Problem to work on: Copy out all lines that hold "screenshot".

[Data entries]
::::::::::
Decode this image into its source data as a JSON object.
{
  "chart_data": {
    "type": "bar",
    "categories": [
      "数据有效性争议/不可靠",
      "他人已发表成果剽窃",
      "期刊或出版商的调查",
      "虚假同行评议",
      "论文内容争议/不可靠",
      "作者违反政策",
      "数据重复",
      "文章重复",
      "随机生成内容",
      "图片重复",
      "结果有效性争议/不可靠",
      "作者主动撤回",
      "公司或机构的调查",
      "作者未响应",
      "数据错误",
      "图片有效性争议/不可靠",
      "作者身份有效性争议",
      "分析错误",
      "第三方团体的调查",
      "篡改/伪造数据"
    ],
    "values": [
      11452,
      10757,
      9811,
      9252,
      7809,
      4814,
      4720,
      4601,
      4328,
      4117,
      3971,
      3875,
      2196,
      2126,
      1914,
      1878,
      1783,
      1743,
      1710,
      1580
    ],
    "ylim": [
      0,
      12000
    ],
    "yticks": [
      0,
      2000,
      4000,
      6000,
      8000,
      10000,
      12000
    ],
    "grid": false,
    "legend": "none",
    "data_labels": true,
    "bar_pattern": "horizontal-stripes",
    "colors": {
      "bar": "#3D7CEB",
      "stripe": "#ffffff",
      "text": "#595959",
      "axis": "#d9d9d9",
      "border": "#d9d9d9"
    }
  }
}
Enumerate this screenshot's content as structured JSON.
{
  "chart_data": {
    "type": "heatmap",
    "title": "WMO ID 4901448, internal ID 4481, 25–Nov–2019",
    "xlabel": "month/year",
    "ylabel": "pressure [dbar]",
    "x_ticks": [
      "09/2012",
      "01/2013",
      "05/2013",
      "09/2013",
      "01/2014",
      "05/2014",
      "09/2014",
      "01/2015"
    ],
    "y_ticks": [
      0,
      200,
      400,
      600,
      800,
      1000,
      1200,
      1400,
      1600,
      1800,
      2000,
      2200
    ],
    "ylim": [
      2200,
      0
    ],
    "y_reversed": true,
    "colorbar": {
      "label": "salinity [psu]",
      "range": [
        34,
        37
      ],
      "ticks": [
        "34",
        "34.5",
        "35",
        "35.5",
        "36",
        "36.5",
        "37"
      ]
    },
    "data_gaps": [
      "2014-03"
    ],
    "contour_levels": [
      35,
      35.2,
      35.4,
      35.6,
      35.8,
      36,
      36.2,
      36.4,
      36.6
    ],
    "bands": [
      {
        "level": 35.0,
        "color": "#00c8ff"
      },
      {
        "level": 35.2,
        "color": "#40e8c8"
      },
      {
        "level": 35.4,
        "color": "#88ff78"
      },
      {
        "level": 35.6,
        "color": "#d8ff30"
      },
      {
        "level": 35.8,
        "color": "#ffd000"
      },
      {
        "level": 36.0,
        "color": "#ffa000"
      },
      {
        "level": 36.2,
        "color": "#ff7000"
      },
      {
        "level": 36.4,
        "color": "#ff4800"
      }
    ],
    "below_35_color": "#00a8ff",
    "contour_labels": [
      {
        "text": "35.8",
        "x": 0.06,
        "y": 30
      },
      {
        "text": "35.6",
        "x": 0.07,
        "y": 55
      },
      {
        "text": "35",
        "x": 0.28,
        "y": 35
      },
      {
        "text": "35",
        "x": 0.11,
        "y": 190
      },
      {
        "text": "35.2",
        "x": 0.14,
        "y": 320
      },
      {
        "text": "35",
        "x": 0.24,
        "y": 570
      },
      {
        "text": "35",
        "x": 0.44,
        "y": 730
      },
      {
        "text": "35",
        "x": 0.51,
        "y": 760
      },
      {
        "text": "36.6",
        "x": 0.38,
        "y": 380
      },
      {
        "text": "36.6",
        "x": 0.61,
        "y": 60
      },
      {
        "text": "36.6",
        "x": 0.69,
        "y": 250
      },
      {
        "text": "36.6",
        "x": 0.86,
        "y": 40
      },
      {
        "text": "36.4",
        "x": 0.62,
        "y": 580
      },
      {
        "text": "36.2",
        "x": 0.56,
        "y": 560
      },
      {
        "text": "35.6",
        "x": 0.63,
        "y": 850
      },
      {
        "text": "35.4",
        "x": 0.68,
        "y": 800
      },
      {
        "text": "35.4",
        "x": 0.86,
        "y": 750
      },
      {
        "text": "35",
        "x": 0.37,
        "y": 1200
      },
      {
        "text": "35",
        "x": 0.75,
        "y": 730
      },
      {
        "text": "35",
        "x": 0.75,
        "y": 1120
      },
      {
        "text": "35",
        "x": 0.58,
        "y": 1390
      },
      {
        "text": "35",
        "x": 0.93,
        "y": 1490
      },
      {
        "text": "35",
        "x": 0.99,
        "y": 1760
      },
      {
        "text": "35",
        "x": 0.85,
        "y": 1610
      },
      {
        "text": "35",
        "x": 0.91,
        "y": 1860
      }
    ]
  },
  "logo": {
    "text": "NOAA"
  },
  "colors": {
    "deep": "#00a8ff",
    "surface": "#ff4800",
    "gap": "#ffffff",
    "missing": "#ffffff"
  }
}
::::::::::
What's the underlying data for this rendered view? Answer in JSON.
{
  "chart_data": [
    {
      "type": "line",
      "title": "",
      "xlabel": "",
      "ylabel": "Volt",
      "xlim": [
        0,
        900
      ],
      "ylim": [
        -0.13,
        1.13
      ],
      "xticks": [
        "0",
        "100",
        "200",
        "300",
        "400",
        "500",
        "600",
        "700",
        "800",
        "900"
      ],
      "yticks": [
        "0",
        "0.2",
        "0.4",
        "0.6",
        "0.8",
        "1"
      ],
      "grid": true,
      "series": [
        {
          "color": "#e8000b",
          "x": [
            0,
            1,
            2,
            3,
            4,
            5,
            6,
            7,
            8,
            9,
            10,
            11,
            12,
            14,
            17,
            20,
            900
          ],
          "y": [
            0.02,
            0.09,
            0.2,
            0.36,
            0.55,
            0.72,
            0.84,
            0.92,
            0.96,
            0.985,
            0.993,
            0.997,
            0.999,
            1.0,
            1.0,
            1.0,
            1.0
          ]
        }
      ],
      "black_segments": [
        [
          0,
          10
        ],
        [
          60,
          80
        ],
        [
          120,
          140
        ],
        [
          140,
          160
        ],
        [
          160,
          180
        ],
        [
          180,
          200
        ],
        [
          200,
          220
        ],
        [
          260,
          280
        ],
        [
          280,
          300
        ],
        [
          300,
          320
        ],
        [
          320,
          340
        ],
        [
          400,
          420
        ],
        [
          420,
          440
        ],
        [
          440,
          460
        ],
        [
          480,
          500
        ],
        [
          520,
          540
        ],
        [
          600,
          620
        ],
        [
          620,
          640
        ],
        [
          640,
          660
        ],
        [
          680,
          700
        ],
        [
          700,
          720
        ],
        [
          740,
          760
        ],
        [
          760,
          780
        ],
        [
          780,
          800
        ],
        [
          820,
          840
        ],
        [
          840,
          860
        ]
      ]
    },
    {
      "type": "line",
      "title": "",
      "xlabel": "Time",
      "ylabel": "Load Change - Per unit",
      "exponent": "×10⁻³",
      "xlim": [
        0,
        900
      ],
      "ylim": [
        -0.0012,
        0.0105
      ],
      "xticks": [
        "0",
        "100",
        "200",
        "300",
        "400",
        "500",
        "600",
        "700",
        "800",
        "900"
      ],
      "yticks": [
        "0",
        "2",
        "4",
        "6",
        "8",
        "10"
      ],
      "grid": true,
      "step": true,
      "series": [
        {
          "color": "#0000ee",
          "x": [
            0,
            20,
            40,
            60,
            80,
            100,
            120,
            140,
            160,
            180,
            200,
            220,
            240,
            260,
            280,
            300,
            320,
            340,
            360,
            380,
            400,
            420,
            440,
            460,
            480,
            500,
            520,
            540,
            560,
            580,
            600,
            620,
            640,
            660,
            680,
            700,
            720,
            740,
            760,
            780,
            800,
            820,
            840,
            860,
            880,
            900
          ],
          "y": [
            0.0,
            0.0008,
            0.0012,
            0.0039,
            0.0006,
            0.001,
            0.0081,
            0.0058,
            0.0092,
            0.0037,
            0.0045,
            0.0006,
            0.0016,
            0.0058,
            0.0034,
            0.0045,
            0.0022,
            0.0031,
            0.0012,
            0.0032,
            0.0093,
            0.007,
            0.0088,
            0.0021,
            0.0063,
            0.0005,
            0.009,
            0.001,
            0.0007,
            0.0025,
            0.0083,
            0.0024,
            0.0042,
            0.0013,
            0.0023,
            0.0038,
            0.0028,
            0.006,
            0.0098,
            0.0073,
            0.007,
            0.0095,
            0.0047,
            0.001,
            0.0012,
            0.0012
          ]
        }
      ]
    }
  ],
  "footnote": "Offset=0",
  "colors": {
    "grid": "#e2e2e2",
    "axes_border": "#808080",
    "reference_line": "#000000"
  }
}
::::::::::
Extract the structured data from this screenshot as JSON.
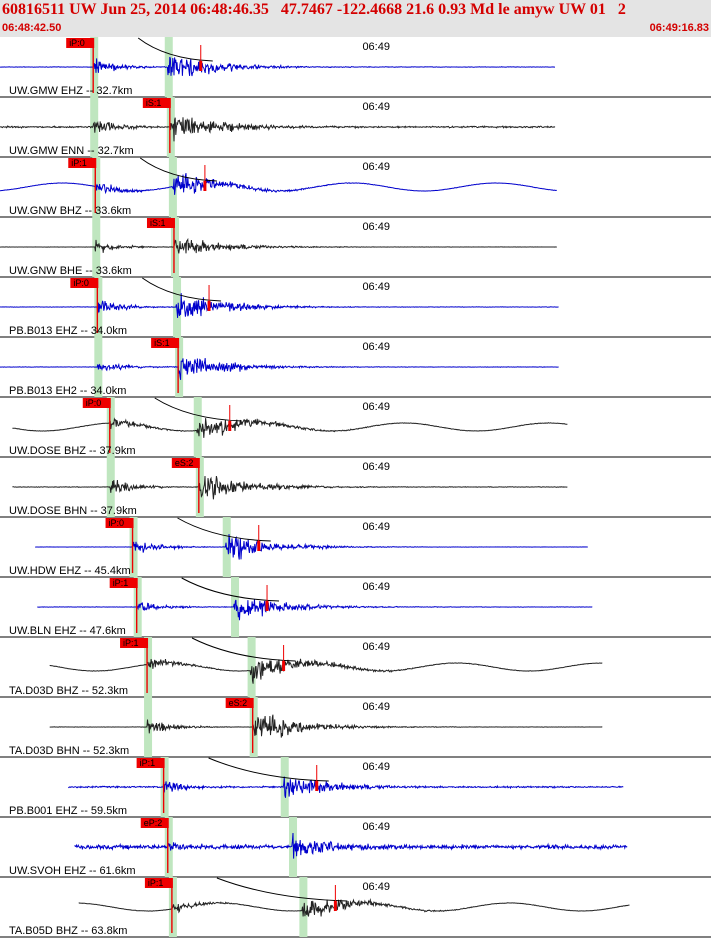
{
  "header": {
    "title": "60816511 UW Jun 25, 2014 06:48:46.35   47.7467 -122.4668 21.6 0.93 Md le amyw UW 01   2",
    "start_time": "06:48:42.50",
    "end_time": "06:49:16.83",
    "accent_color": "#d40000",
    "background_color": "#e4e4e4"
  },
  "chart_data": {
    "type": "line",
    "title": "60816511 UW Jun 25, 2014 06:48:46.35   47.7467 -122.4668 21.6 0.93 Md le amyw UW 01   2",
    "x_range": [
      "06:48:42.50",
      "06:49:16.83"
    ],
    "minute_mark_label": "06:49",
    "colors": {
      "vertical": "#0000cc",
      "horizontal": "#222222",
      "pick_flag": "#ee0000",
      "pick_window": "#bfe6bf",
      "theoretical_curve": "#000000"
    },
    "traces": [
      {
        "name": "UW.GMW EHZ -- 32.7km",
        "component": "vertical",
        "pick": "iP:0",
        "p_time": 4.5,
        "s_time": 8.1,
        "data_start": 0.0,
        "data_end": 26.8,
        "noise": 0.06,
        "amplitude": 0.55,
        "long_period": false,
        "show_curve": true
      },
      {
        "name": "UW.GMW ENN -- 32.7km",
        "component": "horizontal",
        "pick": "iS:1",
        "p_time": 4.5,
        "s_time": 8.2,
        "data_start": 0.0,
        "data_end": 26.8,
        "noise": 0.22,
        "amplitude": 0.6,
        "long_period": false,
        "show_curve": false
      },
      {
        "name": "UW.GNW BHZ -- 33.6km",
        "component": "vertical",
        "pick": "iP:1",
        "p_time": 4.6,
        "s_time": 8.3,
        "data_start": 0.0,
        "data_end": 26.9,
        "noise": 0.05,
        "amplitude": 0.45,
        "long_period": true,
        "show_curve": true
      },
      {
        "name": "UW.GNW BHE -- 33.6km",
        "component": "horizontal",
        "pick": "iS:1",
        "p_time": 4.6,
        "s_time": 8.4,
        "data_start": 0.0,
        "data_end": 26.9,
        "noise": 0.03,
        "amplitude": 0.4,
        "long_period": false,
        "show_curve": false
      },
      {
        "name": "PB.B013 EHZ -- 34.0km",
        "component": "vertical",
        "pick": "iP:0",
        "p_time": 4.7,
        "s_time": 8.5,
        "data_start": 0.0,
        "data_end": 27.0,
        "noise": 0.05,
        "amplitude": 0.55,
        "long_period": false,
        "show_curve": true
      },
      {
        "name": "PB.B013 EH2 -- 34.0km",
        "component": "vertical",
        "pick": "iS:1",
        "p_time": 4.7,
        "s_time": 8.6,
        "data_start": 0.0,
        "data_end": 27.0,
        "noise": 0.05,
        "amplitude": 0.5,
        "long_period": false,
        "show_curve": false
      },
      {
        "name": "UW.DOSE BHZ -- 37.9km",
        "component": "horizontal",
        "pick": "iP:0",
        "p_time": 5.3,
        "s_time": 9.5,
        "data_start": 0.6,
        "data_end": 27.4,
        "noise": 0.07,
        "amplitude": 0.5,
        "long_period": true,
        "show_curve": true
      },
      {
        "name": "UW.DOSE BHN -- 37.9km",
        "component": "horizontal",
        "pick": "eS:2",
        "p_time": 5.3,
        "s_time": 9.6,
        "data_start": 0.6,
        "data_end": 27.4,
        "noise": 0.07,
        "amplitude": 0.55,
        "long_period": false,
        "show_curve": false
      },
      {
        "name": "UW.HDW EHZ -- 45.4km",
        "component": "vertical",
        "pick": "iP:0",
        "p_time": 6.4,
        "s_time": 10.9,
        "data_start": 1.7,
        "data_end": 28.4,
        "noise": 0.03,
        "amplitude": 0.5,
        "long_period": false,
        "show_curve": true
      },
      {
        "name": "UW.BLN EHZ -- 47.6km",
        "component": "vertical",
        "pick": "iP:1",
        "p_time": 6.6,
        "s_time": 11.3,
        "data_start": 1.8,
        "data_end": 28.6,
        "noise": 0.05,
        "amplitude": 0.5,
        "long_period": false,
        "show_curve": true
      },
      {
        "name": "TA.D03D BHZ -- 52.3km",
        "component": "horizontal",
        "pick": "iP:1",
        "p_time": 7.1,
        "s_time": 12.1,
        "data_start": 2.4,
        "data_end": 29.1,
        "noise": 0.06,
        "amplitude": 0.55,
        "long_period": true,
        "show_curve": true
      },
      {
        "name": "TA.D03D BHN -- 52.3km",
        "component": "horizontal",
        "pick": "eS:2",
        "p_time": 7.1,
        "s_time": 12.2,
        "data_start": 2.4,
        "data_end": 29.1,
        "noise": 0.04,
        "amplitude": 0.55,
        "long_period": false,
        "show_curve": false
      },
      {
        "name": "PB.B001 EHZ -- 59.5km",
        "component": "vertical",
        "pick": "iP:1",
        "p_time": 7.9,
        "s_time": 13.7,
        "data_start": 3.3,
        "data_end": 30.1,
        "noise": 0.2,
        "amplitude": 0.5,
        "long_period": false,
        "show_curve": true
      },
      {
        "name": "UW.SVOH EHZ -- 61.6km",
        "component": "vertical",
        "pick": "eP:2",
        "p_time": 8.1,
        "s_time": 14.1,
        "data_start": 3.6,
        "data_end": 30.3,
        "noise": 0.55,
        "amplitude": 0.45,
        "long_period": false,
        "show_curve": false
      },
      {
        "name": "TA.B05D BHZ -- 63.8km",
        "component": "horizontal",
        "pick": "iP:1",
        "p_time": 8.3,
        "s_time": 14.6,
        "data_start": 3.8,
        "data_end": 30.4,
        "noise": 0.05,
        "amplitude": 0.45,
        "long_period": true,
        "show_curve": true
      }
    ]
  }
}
::::::::::
Result below:
Enumerate this screenshot's content as structured JSON.
Extract the structured data from this screenshot as JSON.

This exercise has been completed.